Return each row below that contains the word "brace". Case counts.
====== RECORDS FOR THIS TASK ======
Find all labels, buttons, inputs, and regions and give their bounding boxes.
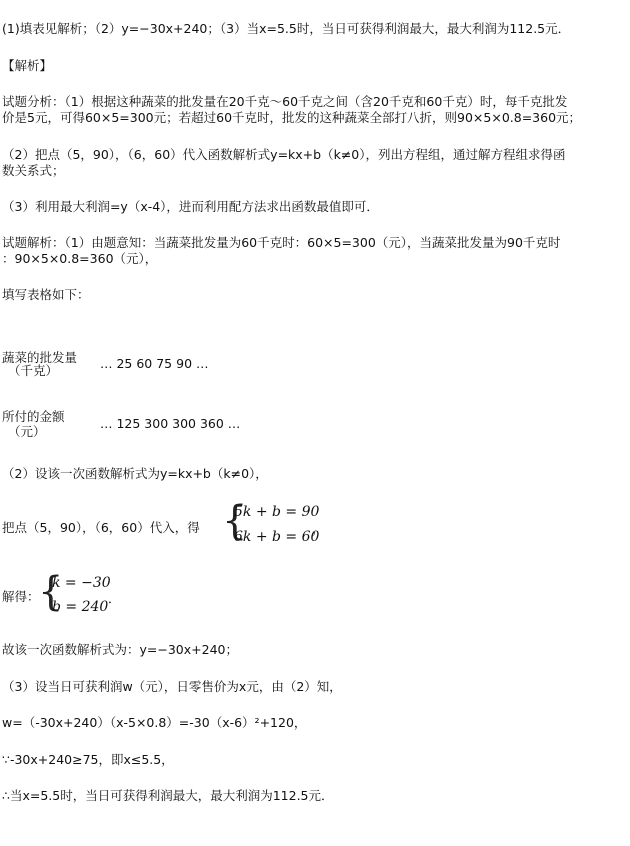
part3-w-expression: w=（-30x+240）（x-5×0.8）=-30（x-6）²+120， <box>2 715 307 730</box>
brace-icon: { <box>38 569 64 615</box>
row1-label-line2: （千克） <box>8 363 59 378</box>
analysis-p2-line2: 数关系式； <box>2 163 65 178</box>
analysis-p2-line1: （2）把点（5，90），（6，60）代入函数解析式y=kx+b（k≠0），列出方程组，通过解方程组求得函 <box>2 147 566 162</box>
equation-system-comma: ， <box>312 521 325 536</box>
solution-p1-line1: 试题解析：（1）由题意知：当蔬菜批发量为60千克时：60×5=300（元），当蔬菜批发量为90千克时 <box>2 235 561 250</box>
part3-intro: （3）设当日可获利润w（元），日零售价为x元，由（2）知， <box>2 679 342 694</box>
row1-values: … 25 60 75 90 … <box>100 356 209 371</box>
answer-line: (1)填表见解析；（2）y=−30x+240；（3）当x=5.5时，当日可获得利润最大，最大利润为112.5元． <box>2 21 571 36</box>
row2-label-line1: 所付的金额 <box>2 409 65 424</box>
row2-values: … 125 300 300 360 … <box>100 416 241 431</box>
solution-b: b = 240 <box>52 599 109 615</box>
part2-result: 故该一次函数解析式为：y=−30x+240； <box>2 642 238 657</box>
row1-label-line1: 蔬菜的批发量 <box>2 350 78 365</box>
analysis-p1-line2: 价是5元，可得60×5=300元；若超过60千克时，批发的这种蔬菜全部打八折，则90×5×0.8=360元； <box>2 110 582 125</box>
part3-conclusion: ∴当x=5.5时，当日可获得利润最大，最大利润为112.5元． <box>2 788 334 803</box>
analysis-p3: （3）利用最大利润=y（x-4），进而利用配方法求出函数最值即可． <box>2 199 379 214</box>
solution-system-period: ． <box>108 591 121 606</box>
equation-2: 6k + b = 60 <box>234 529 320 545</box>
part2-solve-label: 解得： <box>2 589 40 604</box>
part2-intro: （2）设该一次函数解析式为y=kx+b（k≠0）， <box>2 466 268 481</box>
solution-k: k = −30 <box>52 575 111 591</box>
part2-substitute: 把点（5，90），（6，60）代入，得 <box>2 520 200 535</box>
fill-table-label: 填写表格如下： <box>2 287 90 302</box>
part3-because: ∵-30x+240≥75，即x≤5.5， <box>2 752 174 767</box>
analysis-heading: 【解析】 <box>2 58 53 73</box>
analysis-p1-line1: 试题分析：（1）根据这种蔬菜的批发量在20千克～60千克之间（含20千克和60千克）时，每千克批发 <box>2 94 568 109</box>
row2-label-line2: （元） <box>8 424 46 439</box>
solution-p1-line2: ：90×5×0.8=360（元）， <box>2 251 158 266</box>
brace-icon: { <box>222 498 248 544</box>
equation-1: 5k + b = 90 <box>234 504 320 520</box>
======
====== RECORDS FOR THIS TASK ======
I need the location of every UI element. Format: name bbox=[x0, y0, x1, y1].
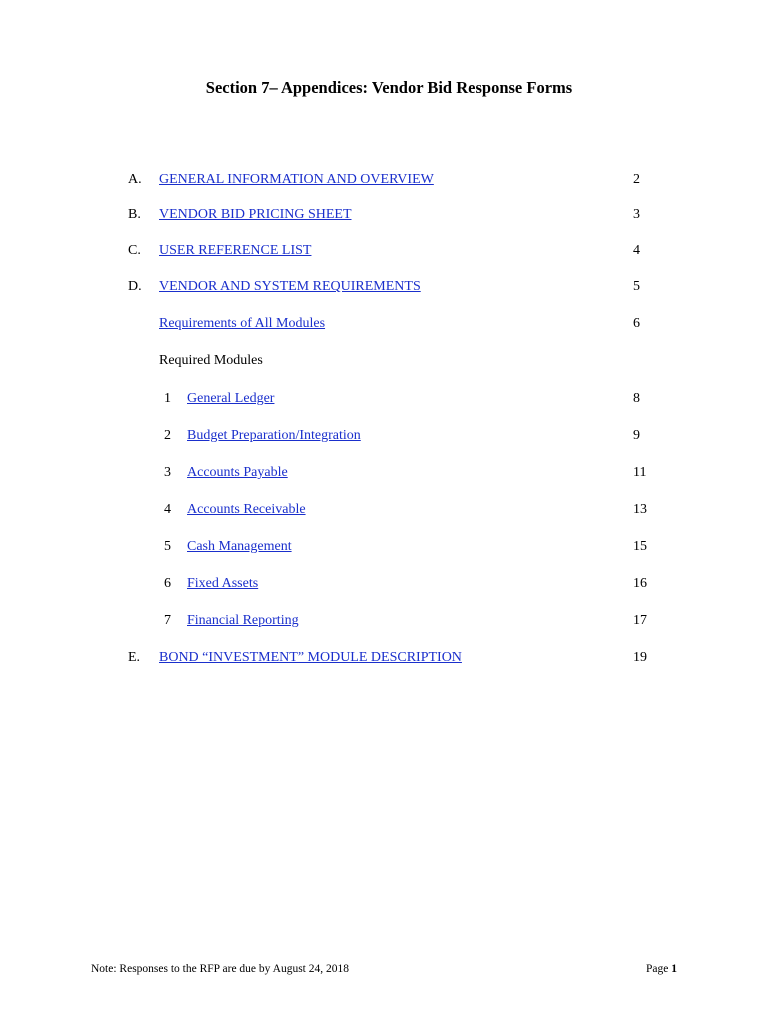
======
§ **EXPECTED ANSWER**
brace-icon: { <box>38 569 64 615</box>
brace-icon: { <box>222 498 248 544</box>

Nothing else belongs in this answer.